# [Exercise prompt]
Edit the material below by changing every "y-tick-label" to "y-axis-tick", and reproduce all the lines with nothing else altered.

[START Provided information]

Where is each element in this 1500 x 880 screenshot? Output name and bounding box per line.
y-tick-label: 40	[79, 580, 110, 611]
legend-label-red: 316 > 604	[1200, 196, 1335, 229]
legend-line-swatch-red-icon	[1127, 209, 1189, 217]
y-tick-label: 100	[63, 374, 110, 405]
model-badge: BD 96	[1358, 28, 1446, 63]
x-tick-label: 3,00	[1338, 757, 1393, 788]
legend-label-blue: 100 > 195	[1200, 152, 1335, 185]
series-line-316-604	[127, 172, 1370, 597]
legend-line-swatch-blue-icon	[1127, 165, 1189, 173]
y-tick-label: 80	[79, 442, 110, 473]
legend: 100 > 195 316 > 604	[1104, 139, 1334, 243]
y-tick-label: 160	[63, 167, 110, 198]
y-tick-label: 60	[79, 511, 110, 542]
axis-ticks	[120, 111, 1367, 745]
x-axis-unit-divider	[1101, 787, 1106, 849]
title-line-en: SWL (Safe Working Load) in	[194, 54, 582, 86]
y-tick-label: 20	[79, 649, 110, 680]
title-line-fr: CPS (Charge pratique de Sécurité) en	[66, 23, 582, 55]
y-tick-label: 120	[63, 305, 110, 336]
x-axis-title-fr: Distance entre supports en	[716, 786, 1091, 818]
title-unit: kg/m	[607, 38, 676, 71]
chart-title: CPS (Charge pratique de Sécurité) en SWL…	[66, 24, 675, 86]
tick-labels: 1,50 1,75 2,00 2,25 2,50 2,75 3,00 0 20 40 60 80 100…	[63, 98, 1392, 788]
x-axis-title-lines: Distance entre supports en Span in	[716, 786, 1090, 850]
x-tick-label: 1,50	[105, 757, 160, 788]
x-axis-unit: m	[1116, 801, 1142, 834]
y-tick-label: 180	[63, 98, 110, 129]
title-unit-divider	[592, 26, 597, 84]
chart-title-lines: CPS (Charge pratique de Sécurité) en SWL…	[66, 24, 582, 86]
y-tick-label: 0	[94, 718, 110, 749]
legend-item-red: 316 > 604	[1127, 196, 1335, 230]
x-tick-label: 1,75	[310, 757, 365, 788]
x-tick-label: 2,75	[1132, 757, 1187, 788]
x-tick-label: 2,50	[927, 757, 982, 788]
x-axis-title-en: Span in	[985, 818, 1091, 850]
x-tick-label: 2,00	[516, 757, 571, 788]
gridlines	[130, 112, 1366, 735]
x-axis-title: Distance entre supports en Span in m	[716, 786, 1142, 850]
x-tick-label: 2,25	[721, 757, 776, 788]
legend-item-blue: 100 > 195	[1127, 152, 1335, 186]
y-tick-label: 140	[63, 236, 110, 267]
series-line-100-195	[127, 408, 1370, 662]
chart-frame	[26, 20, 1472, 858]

[END Provided information]

# [Result of the task]
Where is each element in this 1500 x 880 screenshot? Output name and bounding box per line.
y-axis-tick: 40	[79, 580, 110, 611]
legend-label-red: 316 > 604	[1200, 196, 1335, 229]
legend-line-swatch-red-icon	[1127, 209, 1189, 217]
y-axis-tick: 100	[63, 374, 110, 405]
model-badge: BD 96	[1358, 28, 1446, 63]
x-tick-label: 3,00	[1338, 757, 1393, 788]
legend-label-blue: 100 > 195	[1200, 152, 1335, 185]
series-line-316-604	[127, 172, 1370, 597]
legend-line-swatch-blue-icon	[1127, 165, 1189, 173]
y-axis-tick: 80	[79, 442, 110, 473]
legend: 100 > 195 316 > 604	[1104, 139, 1334, 243]
y-axis-tick: 160	[63, 167, 110, 198]
y-axis-tick: 60	[79, 511, 110, 542]
axis-ticks	[120, 111, 1367, 745]
x-axis-unit-divider	[1101, 787, 1106, 849]
title-line-en: SWL (Safe Working Load) in	[194, 54, 582, 86]
y-axis-tick: 20	[79, 649, 110, 680]
title-line-fr: CPS (Charge pratique de Sécurité) en	[66, 23, 582, 55]
y-axis-tick: 120	[63, 305, 110, 336]
x-axis-title-fr: Distance entre supports en	[716, 786, 1091, 818]
title-unit: kg/m	[607, 38, 676, 71]
chart-title: CPS (Charge pratique de Sécurité) en SWL…	[66, 24, 675, 86]
tick-labels: 1,50 1,75 2,00 2,25 2,50 2,75 3,00 0 20 40 60 80 100…	[63, 98, 1392, 788]
x-axis-title-lines: Distance entre supports en Span in	[716, 786, 1090, 850]
x-tick-label: 1,50	[105, 757, 160, 788]
x-axis-unit: m	[1116, 801, 1142, 834]
y-axis-tick: 180	[63, 98, 110, 129]
title-unit-divider	[592, 26, 597, 84]
chart-title-lines: CPS (Charge pratique de Sécurité) en SWL…	[66, 24, 582, 86]
y-axis-tick: 0	[94, 718, 110, 749]
legend-item-red: 316 > 604	[1127, 196, 1335, 230]
x-tick-label: 1,75	[310, 757, 365, 788]
x-tick-label: 2,75	[1132, 757, 1187, 788]
x-tick-label: 2,50	[927, 757, 982, 788]
x-axis-title-en: Span in	[985, 818, 1091, 850]
x-tick-label: 2,00	[516, 757, 571, 788]
gridlines	[130, 112, 1366, 735]
x-axis-title: Distance entre supports en Span in m	[716, 786, 1142, 850]
x-tick-label: 2,25	[721, 757, 776, 788]
legend-item-blue: 100 > 195	[1127, 152, 1335, 186]
y-axis-tick: 140	[63, 236, 110, 267]
series-line-100-195	[127, 408, 1370, 662]
chart-frame	[26, 20, 1472, 858]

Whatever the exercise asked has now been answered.